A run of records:
◇ ◇ ◇ ◇ ◇ ◇ ◇

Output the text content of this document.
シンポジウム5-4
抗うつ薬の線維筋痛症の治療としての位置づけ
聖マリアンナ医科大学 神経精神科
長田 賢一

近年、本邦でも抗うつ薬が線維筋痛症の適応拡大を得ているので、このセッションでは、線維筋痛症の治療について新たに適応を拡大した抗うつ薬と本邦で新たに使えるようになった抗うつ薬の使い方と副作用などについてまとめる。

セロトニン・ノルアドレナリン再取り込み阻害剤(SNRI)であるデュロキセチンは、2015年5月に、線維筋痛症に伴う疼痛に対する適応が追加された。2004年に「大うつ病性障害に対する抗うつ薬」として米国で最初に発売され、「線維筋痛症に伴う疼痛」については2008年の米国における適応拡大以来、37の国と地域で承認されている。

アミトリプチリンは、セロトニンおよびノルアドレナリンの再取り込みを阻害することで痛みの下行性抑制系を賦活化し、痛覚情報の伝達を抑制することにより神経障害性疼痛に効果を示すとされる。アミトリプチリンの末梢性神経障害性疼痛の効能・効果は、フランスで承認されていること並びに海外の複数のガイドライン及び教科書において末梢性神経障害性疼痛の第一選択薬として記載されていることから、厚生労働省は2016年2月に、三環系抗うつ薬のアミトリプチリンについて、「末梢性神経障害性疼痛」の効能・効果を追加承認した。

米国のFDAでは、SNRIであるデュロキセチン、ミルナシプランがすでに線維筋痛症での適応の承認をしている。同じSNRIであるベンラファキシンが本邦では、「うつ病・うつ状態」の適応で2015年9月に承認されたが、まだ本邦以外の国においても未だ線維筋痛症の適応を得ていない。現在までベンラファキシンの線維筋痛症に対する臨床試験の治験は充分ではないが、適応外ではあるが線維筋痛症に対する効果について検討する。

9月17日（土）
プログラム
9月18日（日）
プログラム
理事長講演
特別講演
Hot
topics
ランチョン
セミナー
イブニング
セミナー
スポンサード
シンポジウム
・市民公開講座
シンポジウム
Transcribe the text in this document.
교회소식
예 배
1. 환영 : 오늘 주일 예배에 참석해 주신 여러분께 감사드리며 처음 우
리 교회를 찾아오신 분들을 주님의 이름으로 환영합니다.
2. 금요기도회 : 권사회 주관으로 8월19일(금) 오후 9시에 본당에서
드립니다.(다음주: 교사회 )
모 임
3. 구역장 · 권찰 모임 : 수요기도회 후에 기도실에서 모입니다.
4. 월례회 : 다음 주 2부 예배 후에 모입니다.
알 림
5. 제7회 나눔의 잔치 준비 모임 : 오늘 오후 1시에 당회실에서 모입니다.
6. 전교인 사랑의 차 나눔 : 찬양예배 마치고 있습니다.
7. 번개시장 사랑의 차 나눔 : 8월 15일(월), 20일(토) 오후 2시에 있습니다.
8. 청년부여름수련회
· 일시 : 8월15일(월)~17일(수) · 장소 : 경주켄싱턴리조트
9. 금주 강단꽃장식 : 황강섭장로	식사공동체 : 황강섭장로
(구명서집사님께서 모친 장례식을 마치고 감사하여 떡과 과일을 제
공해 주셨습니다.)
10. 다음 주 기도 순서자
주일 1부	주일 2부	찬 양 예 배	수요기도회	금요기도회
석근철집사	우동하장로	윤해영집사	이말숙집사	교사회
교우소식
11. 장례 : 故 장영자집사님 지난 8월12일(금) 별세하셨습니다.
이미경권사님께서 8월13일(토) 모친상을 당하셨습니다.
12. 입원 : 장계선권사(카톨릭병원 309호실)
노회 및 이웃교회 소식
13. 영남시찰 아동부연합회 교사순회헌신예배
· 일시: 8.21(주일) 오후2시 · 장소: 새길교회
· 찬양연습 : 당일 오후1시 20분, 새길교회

◇ ◇ ◇ ◇ ◇ ◇ ◇

[Objective]: Pick out all lines containing the string "this".

[Final answer]:
Output the text content of this document.
Transcribe the text in this document.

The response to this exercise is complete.